WHAT IS REQUIRED: Search the entries below. Return every line that has "post" in it.
[START AVAILABLE DATA]
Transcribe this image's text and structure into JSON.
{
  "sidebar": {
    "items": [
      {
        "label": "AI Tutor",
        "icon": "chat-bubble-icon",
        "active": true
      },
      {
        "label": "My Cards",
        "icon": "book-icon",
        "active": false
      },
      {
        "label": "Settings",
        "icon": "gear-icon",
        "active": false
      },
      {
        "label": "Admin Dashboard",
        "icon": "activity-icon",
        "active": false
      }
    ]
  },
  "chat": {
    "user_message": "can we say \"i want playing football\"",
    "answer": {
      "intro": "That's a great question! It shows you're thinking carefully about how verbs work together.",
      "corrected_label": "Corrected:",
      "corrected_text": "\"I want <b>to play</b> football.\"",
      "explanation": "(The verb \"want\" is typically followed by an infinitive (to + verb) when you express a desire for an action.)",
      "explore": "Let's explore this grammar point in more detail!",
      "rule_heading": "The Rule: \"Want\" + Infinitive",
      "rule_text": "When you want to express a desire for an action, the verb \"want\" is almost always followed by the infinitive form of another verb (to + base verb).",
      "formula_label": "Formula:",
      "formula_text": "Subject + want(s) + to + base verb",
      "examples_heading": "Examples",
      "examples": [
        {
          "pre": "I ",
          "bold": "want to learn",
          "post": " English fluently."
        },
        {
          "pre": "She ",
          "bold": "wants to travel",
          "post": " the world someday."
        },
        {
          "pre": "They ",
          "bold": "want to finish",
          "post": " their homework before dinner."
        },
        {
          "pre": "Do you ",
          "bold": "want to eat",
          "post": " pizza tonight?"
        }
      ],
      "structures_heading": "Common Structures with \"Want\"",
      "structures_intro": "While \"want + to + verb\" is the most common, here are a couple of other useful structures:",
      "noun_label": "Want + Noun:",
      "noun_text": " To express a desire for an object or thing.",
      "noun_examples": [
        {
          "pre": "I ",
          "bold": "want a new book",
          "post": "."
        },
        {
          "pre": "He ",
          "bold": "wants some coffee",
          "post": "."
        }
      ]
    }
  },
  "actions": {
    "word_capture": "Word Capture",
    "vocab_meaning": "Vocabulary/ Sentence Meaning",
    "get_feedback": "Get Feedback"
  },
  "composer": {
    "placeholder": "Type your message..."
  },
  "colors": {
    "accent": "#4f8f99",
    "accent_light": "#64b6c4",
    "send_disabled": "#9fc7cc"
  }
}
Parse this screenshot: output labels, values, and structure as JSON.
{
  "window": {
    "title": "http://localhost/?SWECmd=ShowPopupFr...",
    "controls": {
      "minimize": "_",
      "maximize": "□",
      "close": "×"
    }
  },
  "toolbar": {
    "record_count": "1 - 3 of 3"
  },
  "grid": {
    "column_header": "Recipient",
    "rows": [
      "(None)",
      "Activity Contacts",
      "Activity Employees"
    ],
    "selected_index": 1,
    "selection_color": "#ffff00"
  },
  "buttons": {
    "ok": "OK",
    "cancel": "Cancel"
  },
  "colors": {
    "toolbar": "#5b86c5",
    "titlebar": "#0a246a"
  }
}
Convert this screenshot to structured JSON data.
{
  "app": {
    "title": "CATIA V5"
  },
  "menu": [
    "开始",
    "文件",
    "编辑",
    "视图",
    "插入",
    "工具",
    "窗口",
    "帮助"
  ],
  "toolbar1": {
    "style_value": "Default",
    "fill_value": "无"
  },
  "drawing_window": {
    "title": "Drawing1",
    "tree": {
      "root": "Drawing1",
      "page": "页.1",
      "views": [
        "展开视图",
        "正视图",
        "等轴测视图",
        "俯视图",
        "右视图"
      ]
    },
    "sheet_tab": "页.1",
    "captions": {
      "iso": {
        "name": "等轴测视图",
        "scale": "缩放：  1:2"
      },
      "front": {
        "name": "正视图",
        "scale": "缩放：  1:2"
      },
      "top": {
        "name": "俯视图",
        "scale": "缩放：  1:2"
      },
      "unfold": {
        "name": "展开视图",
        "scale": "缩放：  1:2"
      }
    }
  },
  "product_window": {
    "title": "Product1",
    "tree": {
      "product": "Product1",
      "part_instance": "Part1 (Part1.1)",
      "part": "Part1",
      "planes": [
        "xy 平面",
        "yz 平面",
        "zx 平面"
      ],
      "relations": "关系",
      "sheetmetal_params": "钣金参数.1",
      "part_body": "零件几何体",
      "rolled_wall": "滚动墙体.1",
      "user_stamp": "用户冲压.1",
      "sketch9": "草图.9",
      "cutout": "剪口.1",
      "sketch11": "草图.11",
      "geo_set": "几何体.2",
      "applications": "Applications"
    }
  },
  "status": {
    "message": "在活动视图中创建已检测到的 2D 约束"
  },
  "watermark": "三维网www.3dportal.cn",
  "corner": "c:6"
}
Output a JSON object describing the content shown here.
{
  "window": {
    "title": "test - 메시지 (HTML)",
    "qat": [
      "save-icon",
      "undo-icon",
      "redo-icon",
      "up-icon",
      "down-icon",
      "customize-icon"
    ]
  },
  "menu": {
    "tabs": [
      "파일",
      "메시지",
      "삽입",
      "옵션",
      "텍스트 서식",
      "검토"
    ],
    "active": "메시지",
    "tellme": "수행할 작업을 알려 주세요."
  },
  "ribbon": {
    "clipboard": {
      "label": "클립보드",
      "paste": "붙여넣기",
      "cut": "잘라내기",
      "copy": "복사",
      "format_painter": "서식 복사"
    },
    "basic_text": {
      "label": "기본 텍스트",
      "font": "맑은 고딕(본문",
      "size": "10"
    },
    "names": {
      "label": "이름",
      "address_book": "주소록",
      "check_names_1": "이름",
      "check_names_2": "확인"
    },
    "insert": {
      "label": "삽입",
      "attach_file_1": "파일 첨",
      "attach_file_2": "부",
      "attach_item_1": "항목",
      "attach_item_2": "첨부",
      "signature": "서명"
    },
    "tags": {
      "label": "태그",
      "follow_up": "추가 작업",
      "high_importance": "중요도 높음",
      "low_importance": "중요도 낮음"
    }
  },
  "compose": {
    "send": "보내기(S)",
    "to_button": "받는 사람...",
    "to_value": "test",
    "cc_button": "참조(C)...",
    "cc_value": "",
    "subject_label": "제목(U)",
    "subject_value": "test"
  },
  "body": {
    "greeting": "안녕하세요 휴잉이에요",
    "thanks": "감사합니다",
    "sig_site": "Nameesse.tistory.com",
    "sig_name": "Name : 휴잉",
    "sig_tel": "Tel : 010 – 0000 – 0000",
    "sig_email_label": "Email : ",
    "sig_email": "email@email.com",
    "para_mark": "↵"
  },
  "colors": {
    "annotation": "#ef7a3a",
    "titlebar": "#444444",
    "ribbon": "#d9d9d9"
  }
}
[END AVAILABLE DATA]
COMPLETE ANSWER:
          "post": " English fluently."
          "post": " the world someday."
          "post": " their homework before dinner."
          "post": " pizza tonight?"
          "post": "."
          "post": "."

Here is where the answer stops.